_GIVEN REQUEST:_ Please find all lines in the data that hold the string "grid" and copy them.

_PROVIDED DATA:_
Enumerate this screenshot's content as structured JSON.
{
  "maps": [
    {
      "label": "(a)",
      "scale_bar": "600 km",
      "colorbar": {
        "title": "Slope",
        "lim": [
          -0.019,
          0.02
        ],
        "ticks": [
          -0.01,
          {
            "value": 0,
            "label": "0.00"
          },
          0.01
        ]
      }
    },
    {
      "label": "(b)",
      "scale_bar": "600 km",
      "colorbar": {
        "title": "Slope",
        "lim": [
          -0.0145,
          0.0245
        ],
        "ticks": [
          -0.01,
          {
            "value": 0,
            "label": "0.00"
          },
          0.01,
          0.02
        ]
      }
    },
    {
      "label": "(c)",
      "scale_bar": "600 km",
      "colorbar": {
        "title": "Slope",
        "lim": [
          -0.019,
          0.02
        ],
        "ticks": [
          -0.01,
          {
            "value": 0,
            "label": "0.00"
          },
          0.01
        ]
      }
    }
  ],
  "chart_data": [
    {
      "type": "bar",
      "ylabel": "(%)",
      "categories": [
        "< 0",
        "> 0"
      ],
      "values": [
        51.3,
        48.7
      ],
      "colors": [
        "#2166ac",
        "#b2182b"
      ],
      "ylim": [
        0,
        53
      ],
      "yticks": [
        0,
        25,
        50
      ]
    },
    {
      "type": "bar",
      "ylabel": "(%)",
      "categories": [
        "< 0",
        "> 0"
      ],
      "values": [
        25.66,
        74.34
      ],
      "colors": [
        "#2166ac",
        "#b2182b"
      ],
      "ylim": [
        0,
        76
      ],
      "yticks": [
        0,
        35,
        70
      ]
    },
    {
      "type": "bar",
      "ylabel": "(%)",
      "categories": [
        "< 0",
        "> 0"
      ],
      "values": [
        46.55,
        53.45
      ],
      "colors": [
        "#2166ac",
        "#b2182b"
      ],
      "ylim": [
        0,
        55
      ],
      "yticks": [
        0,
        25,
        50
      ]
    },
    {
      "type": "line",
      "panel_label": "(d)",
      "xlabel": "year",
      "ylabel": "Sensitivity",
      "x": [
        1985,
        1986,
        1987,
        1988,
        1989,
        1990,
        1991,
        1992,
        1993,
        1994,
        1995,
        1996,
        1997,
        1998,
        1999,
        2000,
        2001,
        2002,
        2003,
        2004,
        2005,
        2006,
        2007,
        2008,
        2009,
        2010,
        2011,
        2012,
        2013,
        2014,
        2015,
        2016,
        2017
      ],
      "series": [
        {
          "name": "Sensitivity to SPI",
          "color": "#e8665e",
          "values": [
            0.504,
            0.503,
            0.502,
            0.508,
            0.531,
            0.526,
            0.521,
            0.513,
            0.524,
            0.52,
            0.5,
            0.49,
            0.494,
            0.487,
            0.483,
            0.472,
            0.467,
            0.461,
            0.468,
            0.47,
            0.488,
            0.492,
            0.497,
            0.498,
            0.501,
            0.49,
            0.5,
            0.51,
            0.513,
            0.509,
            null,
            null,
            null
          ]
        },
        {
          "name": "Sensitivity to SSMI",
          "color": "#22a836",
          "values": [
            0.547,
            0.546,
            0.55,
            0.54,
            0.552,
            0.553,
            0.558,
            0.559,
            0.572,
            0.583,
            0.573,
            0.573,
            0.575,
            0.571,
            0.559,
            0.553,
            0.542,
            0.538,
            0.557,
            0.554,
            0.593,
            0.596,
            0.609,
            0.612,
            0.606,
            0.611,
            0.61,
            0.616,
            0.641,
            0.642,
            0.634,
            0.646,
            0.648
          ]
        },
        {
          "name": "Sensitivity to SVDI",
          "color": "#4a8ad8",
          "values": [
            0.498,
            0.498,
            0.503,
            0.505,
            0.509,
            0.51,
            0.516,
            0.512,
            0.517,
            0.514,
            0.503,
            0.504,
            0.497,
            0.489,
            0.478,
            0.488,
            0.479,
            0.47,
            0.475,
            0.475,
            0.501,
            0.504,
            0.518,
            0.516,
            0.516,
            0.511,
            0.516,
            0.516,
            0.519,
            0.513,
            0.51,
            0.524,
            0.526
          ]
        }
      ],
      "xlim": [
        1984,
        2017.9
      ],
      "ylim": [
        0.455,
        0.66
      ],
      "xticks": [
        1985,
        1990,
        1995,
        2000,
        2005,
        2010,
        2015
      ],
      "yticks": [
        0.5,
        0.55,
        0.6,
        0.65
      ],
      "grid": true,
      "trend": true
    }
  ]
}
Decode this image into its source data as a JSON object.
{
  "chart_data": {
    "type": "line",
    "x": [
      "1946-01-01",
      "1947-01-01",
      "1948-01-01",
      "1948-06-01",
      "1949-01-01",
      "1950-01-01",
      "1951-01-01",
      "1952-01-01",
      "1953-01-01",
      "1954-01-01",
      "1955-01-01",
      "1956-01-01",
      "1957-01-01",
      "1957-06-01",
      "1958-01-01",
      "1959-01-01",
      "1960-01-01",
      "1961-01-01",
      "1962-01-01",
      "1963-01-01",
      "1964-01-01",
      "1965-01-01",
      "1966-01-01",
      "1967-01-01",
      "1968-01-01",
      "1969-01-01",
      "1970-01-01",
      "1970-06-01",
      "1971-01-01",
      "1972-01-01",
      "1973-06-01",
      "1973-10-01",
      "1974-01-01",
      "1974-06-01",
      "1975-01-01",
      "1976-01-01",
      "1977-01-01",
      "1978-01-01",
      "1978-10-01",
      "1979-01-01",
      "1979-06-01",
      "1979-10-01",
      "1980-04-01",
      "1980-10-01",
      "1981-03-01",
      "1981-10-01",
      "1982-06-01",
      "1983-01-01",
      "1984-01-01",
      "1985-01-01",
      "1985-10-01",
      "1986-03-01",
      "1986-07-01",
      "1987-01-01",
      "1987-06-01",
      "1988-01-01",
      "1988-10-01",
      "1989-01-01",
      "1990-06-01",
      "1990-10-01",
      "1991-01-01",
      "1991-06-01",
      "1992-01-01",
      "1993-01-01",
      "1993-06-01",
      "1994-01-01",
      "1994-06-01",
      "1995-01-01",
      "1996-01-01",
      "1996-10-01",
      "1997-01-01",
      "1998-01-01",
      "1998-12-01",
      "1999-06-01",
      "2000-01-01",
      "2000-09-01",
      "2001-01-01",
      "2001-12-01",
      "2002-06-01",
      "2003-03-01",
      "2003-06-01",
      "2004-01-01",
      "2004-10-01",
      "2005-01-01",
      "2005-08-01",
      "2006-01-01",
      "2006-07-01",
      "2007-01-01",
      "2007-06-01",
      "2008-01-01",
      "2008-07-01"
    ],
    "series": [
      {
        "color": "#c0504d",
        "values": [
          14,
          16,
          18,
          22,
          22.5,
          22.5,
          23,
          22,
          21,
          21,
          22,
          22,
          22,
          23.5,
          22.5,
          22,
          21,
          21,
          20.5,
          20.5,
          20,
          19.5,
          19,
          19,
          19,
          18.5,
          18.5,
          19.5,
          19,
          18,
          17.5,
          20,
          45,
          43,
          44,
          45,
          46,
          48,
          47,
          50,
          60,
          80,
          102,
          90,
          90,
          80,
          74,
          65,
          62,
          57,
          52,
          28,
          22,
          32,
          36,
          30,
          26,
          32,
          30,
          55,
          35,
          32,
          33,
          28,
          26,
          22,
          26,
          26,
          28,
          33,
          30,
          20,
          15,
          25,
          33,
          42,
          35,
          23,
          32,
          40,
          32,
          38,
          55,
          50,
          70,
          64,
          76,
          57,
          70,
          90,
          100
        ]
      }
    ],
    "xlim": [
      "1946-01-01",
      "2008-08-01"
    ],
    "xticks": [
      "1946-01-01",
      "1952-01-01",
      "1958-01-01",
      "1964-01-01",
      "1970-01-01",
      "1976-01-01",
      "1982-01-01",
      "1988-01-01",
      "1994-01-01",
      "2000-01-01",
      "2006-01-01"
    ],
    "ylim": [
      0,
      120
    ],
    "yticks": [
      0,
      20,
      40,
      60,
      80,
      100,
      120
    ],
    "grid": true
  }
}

---

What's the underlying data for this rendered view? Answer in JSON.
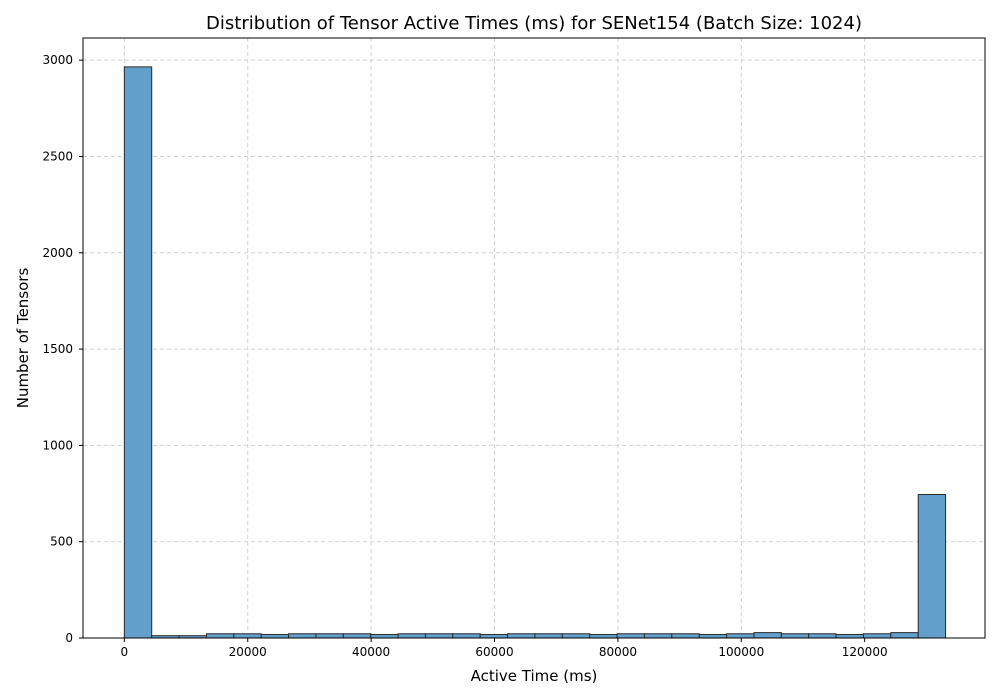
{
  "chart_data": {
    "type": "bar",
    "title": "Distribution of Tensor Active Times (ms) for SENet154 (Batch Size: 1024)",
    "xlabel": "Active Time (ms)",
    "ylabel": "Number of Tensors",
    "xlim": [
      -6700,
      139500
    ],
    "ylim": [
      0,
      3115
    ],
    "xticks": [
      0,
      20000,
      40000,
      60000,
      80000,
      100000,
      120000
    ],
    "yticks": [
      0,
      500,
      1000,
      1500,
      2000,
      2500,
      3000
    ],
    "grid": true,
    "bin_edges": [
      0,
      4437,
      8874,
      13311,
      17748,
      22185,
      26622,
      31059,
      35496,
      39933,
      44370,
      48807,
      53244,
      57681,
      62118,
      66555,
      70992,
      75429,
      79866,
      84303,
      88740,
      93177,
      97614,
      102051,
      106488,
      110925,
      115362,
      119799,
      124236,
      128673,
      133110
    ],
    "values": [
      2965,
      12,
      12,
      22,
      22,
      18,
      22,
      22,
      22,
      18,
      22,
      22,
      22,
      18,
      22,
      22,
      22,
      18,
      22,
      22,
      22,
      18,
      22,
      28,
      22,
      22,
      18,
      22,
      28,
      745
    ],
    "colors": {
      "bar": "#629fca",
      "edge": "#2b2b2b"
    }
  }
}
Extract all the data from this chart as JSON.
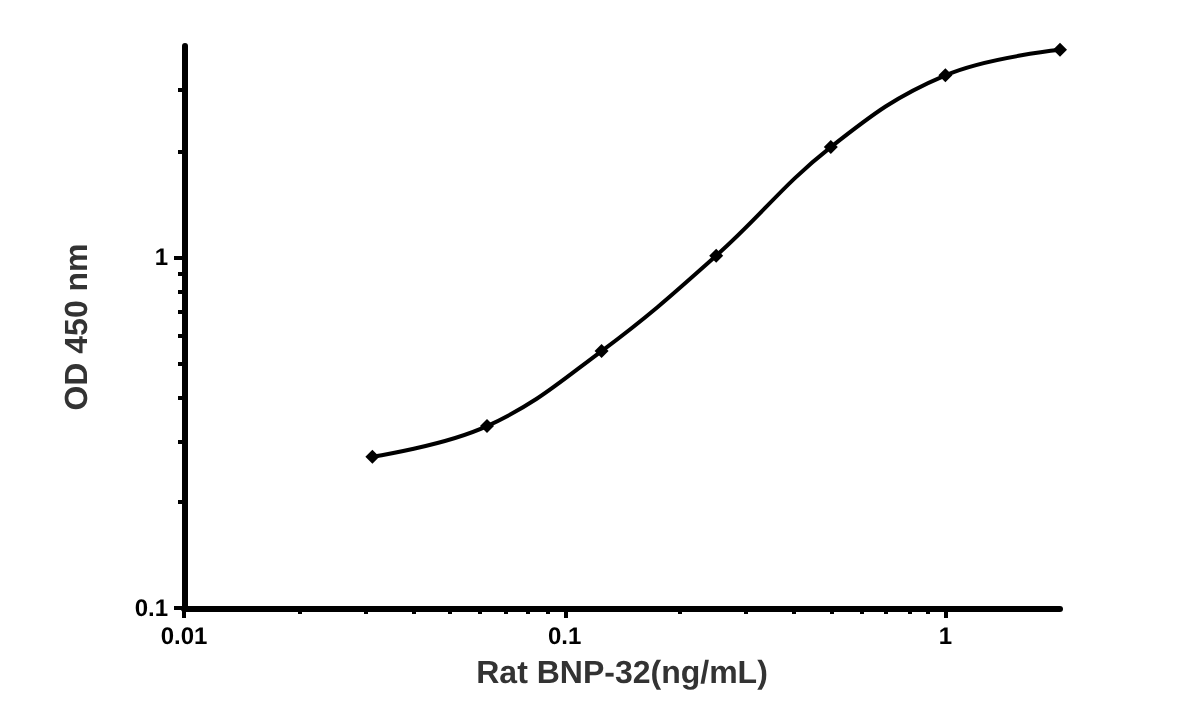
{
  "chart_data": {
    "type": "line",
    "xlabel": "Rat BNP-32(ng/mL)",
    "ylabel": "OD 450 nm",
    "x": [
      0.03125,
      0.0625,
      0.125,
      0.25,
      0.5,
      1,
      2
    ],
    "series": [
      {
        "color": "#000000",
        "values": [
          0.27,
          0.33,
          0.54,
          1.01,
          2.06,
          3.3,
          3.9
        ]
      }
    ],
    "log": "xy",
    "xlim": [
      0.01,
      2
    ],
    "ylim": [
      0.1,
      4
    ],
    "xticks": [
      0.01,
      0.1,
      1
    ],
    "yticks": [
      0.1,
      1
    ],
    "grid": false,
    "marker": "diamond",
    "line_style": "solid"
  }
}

* * *

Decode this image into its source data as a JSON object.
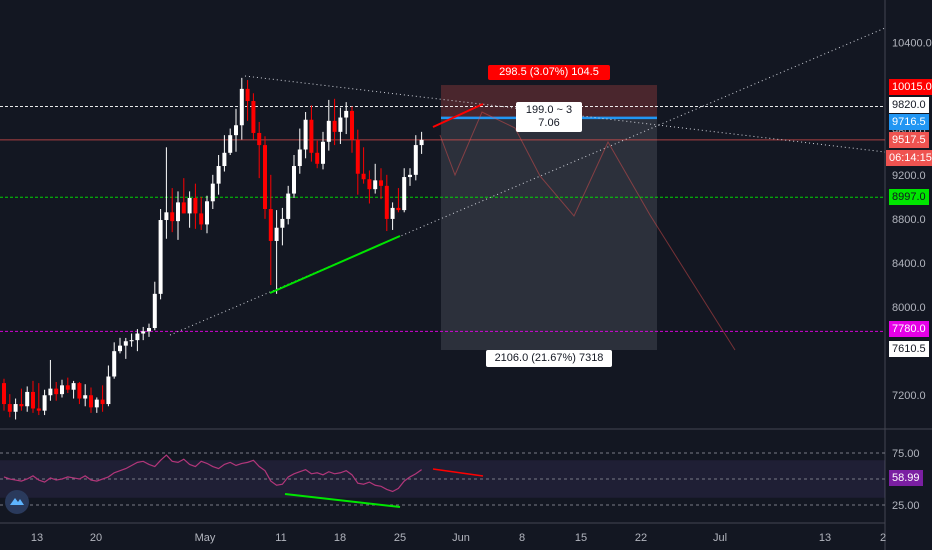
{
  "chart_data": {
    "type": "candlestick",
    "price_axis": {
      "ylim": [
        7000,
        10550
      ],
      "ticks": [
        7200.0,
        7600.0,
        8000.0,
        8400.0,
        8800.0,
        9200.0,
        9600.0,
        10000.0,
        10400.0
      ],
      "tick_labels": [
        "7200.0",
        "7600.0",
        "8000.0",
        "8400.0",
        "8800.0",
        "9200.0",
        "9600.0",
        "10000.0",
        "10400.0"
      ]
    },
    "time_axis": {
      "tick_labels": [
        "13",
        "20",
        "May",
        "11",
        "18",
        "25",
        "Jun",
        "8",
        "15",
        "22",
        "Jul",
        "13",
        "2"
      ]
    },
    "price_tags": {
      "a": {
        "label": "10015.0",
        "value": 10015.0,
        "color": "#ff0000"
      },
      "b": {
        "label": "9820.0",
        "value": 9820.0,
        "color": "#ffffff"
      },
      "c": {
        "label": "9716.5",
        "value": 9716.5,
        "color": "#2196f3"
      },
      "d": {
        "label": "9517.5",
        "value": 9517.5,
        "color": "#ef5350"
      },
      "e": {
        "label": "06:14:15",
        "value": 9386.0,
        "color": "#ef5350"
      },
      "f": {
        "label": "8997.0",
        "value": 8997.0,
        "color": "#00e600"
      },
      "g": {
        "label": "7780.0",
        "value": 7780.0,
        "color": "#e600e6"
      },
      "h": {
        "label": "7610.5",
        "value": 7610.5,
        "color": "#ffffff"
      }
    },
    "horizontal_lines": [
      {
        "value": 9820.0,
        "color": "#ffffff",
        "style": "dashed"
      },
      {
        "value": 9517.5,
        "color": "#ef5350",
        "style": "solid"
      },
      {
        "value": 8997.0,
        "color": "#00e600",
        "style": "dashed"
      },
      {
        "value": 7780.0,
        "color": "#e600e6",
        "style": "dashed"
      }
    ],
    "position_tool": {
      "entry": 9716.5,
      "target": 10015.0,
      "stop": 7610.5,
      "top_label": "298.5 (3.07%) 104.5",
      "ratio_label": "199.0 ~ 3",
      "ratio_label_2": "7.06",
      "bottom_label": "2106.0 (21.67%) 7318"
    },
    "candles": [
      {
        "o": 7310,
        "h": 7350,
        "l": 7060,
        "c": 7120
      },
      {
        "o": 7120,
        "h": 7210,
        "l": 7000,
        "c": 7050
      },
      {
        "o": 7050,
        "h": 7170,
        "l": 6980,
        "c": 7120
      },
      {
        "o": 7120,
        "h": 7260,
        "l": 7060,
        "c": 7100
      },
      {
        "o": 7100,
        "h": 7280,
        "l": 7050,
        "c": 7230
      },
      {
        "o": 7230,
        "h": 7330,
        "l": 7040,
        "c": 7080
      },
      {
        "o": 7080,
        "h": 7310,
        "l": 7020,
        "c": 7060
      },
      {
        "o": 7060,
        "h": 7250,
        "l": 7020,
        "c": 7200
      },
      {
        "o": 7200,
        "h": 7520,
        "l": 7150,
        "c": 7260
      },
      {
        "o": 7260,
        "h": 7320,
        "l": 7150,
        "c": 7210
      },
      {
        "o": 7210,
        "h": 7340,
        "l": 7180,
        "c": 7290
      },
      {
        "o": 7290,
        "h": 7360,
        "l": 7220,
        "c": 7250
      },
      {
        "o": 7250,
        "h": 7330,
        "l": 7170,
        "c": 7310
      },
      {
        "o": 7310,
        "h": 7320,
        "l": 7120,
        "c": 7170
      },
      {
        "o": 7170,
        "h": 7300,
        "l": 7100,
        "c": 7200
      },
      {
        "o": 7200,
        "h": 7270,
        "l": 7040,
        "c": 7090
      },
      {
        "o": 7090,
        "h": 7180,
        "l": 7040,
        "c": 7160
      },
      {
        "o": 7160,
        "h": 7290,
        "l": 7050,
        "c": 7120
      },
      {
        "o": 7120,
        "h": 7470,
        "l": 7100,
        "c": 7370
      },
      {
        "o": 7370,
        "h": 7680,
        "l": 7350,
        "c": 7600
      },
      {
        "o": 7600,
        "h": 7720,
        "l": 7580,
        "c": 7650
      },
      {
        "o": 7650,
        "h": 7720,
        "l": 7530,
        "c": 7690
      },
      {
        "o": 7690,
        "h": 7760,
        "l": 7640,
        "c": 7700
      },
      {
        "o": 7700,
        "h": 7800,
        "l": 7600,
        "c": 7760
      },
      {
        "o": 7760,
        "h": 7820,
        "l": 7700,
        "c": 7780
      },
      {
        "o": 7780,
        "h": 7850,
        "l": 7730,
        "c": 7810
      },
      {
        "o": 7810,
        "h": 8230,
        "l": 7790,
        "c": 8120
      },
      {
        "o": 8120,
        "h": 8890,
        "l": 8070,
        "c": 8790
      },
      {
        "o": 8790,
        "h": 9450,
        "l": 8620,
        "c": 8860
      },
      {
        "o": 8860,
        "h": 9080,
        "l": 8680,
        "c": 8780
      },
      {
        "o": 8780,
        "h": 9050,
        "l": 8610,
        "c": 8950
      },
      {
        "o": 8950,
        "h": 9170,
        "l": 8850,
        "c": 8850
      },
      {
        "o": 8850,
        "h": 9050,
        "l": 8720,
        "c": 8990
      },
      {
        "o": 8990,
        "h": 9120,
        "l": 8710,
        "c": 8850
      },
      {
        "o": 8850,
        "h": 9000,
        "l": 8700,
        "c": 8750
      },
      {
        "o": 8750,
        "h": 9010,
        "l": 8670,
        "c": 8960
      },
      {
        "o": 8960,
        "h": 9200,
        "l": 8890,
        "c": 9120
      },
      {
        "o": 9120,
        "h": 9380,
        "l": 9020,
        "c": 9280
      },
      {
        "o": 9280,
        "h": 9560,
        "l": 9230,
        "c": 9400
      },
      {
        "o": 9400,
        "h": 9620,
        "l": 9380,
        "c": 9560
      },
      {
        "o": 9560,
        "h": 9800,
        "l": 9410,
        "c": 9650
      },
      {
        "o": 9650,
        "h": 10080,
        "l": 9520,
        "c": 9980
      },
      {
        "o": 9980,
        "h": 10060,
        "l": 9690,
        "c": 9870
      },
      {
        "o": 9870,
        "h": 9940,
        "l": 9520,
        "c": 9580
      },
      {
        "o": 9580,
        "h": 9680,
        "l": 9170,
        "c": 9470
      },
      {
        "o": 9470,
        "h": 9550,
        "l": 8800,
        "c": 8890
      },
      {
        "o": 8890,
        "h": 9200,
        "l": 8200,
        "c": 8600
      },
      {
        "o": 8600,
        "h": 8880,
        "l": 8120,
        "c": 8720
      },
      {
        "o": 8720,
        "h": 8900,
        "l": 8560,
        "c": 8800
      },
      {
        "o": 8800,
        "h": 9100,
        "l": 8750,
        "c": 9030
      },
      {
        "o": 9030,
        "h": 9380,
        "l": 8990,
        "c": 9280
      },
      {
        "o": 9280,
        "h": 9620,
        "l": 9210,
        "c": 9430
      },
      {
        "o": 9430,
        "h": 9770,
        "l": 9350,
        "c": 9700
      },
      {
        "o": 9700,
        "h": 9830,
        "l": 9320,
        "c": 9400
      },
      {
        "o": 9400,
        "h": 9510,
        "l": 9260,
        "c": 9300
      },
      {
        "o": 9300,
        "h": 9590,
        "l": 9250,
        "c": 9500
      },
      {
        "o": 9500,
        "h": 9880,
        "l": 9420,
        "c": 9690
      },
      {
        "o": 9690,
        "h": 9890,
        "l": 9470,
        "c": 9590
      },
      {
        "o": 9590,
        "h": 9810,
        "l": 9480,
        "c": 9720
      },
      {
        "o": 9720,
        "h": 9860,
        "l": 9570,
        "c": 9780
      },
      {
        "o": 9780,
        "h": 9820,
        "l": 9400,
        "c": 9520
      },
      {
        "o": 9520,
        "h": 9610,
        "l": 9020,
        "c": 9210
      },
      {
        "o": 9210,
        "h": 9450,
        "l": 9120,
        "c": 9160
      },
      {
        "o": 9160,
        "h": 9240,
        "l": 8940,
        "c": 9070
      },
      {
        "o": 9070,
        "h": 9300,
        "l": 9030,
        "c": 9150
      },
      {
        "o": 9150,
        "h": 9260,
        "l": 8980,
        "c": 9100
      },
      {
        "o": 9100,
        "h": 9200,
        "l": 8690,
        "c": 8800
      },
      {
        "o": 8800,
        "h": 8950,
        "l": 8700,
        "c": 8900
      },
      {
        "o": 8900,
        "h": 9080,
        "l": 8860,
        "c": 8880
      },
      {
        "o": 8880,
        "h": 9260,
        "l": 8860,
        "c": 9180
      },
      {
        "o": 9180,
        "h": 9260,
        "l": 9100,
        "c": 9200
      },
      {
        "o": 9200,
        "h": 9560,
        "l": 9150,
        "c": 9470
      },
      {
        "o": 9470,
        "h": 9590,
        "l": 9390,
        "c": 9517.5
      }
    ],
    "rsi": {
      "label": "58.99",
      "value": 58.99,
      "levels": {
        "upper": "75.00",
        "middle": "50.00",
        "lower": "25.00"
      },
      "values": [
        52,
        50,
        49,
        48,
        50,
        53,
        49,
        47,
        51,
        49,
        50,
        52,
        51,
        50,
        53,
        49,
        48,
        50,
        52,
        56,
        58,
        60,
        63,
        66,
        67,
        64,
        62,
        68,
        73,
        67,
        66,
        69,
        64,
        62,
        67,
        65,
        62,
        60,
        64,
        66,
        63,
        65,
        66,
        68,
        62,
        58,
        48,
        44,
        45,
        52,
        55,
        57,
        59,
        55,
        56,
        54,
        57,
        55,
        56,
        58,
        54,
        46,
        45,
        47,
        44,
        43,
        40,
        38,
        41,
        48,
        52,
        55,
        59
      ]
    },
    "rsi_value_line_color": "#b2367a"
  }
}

_EXERCISE RESULT:_
      "grid": true,
    "grid": true
    "grid": true,
    "grid": false,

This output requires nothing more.